Collection entries

--------------------

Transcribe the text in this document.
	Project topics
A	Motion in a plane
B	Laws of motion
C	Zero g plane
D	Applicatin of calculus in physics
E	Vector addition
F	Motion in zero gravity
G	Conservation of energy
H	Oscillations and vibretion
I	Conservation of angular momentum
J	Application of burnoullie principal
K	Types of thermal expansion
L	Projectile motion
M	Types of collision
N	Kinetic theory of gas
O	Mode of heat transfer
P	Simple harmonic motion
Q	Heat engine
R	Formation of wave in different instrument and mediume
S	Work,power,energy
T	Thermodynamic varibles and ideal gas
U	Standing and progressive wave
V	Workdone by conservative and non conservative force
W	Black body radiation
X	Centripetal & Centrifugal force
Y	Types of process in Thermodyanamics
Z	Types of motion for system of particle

--------------------

▸ **What this task involves**
Output the listing above without altering a single character.

▸ **Finished answer**
Transcribe the text in this document.
	Project topics
A	Motion in a plane
B	Laws of motion
C	Zero g plane
D	Applicatin of calculus in physics
E	Vector addition
F	Motion in zero gravity
G	Conservation of energy
H	Oscillations and vibretion
I	Conservation of angular momentum
J	Application of burnoullie principal
K	Types of thermal expansion
L	Projectile motion
M	Types of collision
N	Kinetic theory of gas
O	Mode of heat transfer
P	Simple harmonic motion
Q	Heat engine
R	Formation of wave in different instrument and mediume
S	Work,power,energy
T	Thermodynamic varibles and ideal gas
U	Standing and progressive wave
V	Workdone by conservative and non conservative force
W	Black body radiation
X	Centripetal & Centrifugal force
Y	Types of process in Thermodyanamics
Z	Types of motion for system of particle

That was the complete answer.